» Task instructions
Go through the entries below and copy each line containing the word "text".

» Records provided
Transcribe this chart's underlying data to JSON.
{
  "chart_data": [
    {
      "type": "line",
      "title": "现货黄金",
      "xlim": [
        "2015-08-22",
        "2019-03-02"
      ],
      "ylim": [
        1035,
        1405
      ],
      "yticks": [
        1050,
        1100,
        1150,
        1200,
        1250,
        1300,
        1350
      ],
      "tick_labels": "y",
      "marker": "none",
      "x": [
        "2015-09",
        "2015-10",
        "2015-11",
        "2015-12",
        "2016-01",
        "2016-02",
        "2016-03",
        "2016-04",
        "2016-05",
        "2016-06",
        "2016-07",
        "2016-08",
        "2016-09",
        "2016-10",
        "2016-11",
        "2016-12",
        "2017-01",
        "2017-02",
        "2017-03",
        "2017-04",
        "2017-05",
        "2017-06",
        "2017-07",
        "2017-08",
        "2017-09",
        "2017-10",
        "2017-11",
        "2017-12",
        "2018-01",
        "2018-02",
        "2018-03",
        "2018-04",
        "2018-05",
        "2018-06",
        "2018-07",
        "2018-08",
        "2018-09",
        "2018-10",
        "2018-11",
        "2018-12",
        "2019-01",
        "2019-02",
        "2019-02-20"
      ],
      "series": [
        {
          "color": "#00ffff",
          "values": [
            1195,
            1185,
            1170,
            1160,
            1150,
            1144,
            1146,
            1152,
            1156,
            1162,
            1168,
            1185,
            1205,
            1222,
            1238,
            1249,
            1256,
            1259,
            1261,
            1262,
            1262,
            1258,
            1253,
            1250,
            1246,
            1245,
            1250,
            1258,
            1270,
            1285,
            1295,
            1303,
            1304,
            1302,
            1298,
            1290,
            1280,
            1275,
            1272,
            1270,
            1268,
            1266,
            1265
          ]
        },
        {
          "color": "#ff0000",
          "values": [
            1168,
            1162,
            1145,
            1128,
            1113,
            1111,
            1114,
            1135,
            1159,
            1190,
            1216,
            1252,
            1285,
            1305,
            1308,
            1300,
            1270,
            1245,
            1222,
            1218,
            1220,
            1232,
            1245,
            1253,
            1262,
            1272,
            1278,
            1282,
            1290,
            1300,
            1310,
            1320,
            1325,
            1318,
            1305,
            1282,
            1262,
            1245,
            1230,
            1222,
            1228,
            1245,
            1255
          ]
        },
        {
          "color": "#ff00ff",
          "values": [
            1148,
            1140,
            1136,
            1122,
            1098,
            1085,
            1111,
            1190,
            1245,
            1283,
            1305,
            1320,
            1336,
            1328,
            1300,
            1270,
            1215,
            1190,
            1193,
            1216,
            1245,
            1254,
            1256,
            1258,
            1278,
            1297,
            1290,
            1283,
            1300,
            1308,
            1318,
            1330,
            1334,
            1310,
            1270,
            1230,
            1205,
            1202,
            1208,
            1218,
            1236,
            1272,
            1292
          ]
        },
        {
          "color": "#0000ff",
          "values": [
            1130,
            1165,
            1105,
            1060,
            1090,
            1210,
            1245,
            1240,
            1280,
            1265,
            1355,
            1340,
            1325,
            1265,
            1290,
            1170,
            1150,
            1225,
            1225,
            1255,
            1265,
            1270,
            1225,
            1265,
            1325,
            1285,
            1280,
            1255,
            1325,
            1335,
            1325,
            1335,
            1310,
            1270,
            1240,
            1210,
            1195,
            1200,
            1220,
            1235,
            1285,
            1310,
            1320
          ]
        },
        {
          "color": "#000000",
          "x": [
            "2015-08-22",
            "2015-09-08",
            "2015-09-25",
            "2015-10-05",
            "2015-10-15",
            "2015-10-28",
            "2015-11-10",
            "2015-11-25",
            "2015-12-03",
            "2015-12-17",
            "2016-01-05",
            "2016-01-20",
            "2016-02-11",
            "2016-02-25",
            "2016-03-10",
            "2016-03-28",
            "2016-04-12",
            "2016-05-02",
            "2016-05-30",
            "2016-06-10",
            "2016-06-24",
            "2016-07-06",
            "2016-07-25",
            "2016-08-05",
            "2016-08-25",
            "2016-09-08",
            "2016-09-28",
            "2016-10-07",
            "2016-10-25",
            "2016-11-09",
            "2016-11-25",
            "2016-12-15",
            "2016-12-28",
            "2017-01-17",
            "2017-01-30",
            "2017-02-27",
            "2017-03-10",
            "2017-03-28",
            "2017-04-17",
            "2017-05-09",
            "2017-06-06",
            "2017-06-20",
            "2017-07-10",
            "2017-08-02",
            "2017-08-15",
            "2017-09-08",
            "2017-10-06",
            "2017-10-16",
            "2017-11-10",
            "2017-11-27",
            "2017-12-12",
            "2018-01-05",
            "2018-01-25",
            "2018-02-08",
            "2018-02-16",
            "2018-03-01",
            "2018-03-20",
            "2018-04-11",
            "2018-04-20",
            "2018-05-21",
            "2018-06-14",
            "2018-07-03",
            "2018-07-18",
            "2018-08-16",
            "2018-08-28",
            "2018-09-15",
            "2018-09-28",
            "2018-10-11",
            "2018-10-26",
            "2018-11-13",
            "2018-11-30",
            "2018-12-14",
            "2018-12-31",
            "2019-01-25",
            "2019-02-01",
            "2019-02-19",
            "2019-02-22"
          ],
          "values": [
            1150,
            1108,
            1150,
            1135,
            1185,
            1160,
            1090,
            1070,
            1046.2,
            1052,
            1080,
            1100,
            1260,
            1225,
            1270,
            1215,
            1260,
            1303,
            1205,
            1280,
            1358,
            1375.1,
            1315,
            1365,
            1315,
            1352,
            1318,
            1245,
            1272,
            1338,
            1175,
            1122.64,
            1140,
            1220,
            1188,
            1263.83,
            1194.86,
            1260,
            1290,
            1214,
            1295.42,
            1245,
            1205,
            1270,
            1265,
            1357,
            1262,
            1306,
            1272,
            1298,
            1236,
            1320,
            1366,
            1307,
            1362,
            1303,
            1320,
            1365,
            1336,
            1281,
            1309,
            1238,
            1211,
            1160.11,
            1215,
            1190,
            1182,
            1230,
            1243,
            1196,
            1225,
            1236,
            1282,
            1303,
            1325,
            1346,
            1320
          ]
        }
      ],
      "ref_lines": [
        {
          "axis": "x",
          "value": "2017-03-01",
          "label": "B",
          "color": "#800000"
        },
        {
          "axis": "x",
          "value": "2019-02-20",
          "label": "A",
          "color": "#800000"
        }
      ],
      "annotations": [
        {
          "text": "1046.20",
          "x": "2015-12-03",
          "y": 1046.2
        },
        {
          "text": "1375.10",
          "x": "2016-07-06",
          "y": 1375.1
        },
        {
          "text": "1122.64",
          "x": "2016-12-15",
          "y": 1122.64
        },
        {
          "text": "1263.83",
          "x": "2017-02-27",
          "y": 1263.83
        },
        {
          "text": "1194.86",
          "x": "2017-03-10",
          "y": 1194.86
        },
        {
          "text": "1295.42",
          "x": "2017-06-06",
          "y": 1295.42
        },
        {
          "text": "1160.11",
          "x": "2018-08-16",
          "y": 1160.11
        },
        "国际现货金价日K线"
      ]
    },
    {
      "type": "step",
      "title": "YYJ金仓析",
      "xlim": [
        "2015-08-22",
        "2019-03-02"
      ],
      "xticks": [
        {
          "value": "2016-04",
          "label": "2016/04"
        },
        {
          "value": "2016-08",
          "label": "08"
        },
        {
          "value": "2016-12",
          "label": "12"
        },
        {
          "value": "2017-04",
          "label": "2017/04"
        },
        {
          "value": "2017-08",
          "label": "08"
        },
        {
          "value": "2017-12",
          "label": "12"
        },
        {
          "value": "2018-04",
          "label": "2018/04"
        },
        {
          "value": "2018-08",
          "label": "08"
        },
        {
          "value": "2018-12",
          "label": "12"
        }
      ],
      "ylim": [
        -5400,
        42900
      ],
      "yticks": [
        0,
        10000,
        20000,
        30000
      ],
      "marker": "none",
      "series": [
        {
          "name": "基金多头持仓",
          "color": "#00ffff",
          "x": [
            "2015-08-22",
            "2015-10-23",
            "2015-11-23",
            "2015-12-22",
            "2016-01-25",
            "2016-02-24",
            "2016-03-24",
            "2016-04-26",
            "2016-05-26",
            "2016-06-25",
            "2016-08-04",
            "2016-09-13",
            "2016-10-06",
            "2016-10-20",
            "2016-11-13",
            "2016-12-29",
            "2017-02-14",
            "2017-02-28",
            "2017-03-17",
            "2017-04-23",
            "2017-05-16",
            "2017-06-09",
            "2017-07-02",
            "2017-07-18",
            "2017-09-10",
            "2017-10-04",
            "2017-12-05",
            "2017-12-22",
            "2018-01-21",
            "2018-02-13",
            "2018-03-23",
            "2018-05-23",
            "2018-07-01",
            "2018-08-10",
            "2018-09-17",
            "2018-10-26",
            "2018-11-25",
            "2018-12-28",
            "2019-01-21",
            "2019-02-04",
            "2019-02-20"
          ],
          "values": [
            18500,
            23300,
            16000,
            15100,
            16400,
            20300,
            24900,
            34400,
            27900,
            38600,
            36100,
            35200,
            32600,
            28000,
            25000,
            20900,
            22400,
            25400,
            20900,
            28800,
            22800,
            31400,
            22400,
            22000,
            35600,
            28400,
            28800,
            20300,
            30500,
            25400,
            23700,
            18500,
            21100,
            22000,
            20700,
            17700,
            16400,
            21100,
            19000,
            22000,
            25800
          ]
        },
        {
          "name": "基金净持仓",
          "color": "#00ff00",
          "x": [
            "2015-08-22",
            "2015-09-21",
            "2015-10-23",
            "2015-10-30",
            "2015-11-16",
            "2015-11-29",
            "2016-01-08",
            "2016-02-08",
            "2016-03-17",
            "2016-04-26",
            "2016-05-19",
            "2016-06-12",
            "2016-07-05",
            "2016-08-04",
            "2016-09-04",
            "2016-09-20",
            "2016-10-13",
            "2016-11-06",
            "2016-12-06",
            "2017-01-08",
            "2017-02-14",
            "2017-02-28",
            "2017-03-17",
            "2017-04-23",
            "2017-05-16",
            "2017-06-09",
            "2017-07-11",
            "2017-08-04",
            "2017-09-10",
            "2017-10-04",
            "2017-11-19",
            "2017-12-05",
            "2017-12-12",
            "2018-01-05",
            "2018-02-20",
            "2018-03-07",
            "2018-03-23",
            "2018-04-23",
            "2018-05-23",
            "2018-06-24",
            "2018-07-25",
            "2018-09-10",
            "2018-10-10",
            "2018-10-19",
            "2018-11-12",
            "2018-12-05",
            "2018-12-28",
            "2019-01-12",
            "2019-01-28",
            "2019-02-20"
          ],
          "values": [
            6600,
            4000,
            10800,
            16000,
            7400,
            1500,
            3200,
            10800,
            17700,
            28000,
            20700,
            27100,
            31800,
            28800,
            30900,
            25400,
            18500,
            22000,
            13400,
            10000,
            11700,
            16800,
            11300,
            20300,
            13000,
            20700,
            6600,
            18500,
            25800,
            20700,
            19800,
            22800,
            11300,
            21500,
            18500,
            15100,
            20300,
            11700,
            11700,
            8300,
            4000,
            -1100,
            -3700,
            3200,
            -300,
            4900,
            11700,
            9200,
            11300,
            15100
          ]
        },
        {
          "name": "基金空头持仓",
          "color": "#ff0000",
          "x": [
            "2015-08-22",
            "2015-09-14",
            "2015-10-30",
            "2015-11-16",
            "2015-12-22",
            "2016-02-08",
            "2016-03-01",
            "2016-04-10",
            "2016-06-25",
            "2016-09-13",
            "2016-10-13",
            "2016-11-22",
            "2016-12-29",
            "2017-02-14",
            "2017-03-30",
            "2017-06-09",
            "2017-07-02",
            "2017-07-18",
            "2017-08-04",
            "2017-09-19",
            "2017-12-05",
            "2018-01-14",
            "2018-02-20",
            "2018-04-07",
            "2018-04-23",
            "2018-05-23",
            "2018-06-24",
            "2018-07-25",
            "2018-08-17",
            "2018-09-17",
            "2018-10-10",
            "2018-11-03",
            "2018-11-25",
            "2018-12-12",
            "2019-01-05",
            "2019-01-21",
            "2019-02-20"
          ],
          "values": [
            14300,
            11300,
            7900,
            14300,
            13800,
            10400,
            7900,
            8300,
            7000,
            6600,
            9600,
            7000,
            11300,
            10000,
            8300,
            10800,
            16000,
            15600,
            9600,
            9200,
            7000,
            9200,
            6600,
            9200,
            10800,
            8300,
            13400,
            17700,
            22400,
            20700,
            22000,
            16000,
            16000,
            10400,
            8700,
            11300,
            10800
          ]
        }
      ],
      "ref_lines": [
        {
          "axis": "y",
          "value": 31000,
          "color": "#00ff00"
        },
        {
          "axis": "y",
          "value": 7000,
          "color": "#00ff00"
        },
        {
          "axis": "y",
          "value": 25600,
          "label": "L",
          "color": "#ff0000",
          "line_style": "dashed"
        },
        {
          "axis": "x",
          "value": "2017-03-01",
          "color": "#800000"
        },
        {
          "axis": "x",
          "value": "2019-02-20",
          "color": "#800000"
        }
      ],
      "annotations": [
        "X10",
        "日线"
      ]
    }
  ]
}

» Response below
          "text": "1046.20",
          "text": "1375.10",
          "text": "1122.64",
          "text": "1263.83",
          "text": "1194.86",
          "text": "1295.42",
          "text": "1160.11",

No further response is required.